TASK TO CARRY OUT → Every record must be transcribed in its entirety, apart from the images, which are to be omitted.
===== RECORDS FOR THE TASK =====
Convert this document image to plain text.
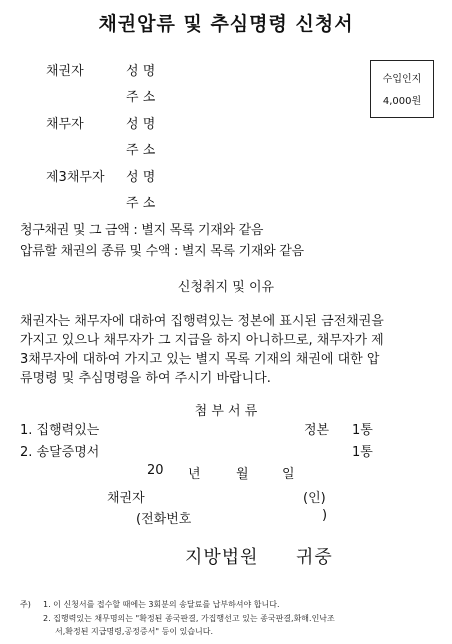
채권압류 및 추심명령 신청서
채권자	성 명
주 소
채무자	성 명
주 소
제3채무자 성 명
주 소
수입인지
4,000원
청구채권 및 그 금액 : 별지 목록 기재와 같음
압류할 채권의 종류 및 수액 : 별지 목록 기재와 같음
신청취지 및 이유
채권자는 채무자에 대하여 집행력있는 정본에 표시된 금전채권을
가지고 있으나 채무자가 그 지급을 하지 아니하므로, 채무자가 제
3채무자에 대하여 가지고 있는 별지 목록 기재의 채권에 대한 압
류명령 및 추심명령을 하여 주시기 바랍니다.
첨 부 서 류
1. 집행력있는	정본 1통
2. 송달증명서	1통
20 년	월	일
채권자	(인)
(전화번호	)
지방법원 귀중
주) 1. 이 신청서를 접수할 때에는 3회분의 송달료를 납부하셔야 합니다.
2. 집행력있는 채무명의는 "확정된 종국판결, 가집행선고 있는 종국판결,화해.인낙조
서,확정된 지급명령,공정증서" 등이 있습니다.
=====
TASK RESULT →
Convert this document image to plain text.
채권압류 및 추심명령 신청서
채권자	성 명
주 소
채무자	성 명
주 소
제3채무자 성 명
주 소
수입인지
4,000원
청구채권 및 그 금액 : 별지 목록 기재와 같음
압류할 채권의 종류 및 수액 : 별지 목록 기재와 같음
신청취지 및 이유
채권자는 채무자에 대하여 집행력있는 정본에 표시된 금전채권을
가지고 있으나 채무자가 그 지급을 하지 아니하므로, 채무자가 제
3채무자에 대하여 가지고 있는 별지 목록 기재의 채권에 대한 압
류명령 및 추심명령을 하여 주시기 바랍니다.
첨 부 서 류
1. 집행력있는	정본 1통
2. 송달증명서	1통
20 년	월	일
채권자	(인)
(전화번호	)
지방법원 귀중
주) 1. 이 신청서를 접수할 때에는 3회분의 송달료를 납부하셔야 합니다.
2. 집행력있는 채무명의는 "확정된 종국판결, 가집행선고 있는 종국판결,화해.인낙조
서,확정된 지급명령,공정증서" 등이 있습니다.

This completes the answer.